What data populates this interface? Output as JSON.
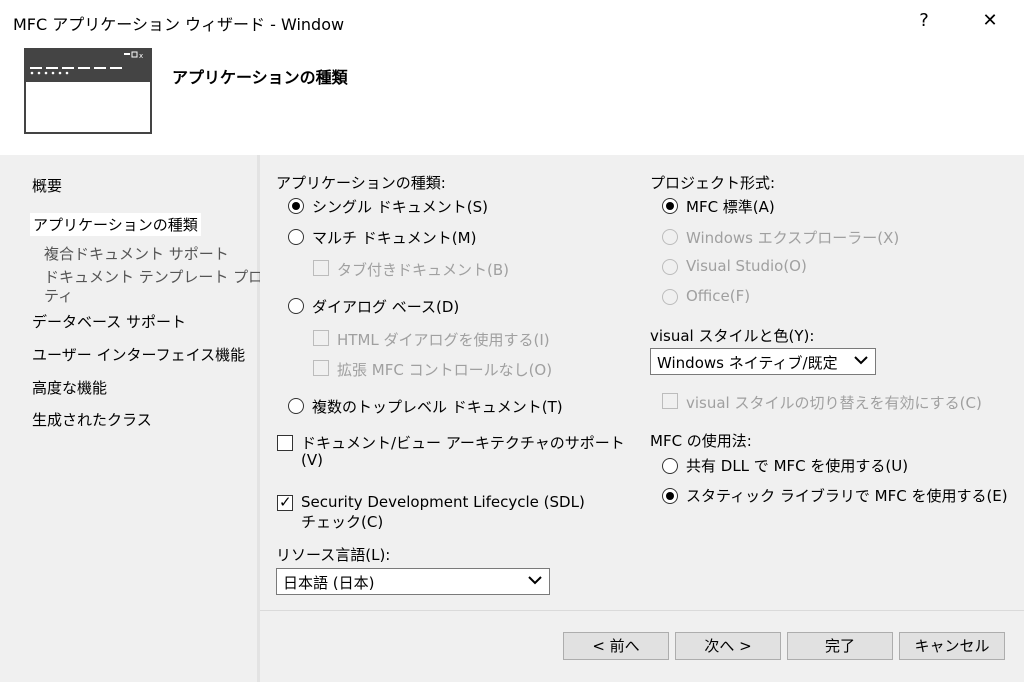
{
  "window": {
    "title": "MFC アプリケーション ウィザード - Window",
    "help_label": "?",
    "close_label": "✕"
  },
  "header": {
    "title": "アプリケーションの種類"
  },
  "sidebar": {
    "items": [
      {
        "label": "概要"
      },
      {
        "label": "アプリケーションの種類"
      },
      {
        "label": "複合ドキュメント サポート"
      },
      {
        "label": "ドキュメント テンプレート プロパ"
      },
      {
        "label": "ティ"
      },
      {
        "label": "データベース サポート"
      },
      {
        "label": "ユーザー インターフェイス機能"
      },
      {
        "label": "高度な機能"
      },
      {
        "label": "生成されたクラス"
      }
    ]
  },
  "app_type": {
    "label": "アプリケーションの種類:",
    "options": [
      {
        "label": "シングル ドキュメント(S)",
        "checked": true
      },
      {
        "label": "マルチ ドキュメント(M)",
        "checked": false
      },
      {
        "label": "ダイアログ ベース(D)",
        "checked": false
      },
      {
        "label": "複数のトップレベル ドキュメント(T)",
        "checked": false
      }
    ],
    "tabbed_doc": "タブ付きドキュメント(B)",
    "html_dialog": "HTML ダイアログを使用する(I)",
    "no_ext_mfc": "拡張 MFC コントロールなし(O)"
  },
  "doc_view": {
    "line1": "ドキュメント/ビュー アーキテクチャのサポート",
    "line2": "(V)"
  },
  "sdl": {
    "line1": "Security Development Lifecycle (SDL)",
    "line2": "チェック(C)"
  },
  "resource_lang": {
    "label": "リソース言語(L):",
    "value": "日本語 (日本)"
  },
  "project_style": {
    "label": "プロジェクト形式:",
    "options": [
      {
        "label": "MFC 標準(A)",
        "checked": true,
        "enabled": true
      },
      {
        "label": "Windows エクスプローラー(X)",
        "checked": false,
        "enabled": false
      },
      {
        "label": "Visual Studio(O)",
        "checked": false,
        "enabled": false
      },
      {
        "label": "Office(F)",
        "checked": false,
        "enabled": false
      }
    ]
  },
  "visual_style": {
    "label": "visual スタイルと色(Y):",
    "value": "Windows ネイティブ/既定",
    "toggle_label": "visual スタイルの切り替えを有効にする(C)"
  },
  "mfc_use": {
    "label": "MFC の使用法:",
    "options": [
      {
        "label": "共有 DLL で MFC を使用する(U)",
        "checked": false
      },
      {
        "label": "スタティック ライブラリで MFC を使用する(E)",
        "checked": true
      }
    ]
  },
  "buttons": {
    "prev": "< 前へ",
    "next": "次へ >",
    "finish": "完了",
    "cancel": "キャンセル"
  }
}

-=-=-=-=-

Goal: Leave the pictures out and output the rest of the listing exactly.

Full response:
What data populates this interface? Output as JSON.
{
  "window": {
    "title": "MFC アプリケーション ウィザード - Window",
    "help_label": "?",
    "close_label": "✕"
  },
  "header": {
    "title": "アプリケーションの種類"
  },
  "sidebar": {
    "items": [
      {
        "label": "概要"
      },
      {
        "label": "アプリケーションの種類"
      },
      {
        "label": "複合ドキュメント サポート"
      },
      {
        "label": "ドキュメント テンプレート プロパ"
      },
      {
        "label": "ティ"
      },
      {
        "label": "データベース サポート"
      },
      {
        "label": "ユーザー インターフェイス機能"
      },
      {
        "label": "高度な機能"
      },
      {
        "label": "生成されたクラス"
      }
    ]
  },
  "app_type": {
    "label": "アプリケーションの種類:",
    "options": [
      {
        "label": "シングル ドキュメント(S)",
        "checked": true
      },
      {
        "label": "マルチ ドキュメント(M)",
        "checked": false
      },
      {
        "label": "ダイアログ ベース(D)",
        "checked": false
      },
      {
        "label": "複数のトップレベル ドキュメント(T)",
        "checked": false
      }
    ],
    "tabbed_doc": "タブ付きドキュメント(B)",
    "html_dialog": "HTML ダイアログを使用する(I)",
    "no_ext_mfc": "拡張 MFC コントロールなし(O)"
  },
  "doc_view": {
    "line1": "ドキュメント/ビュー アーキテクチャのサポート",
    "line2": "(V)"
  },
  "sdl": {
    "line1": "Security Development Lifecycle (SDL)",
    "line2": "チェック(C)"
  },
  "resource_lang": {
    "label": "リソース言語(L):",
    "value": "日本語 (日本)"
  },
  "project_style": {
    "label": "プロジェクト形式:",
    "options": [
      {
        "label": "MFC 標準(A)",
        "checked": true,
        "enabled": true
      },
      {
        "label": "Windows エクスプローラー(X)",
        "checked": false,
        "enabled": false
      },
      {
        "label": "Visual Studio(O)",
        "checked": false,
        "enabled": false
      },
      {
        "label": "Office(F)",
        "checked": false,
        "enabled": false
      }
    ]
  },
  "visual_style": {
    "label": "visual スタイルと色(Y):",
    "value": "Windows ネイティブ/既定",
    "toggle_label": "visual スタイルの切り替えを有効にする(C)"
  },
  "mfc_use": {
    "label": "MFC の使用法:",
    "options": [
      {
        "label": "共有 DLL で MFC を使用する(U)",
        "checked": false
      },
      {
        "label": "スタティック ライブラリで MFC を使用する(E)",
        "checked": true
      }
    ]
  },
  "buttons": {
    "prev": "< 前へ",
    "next": "次へ >",
    "finish": "完了",
    "cancel": "キャンセル"
  }
}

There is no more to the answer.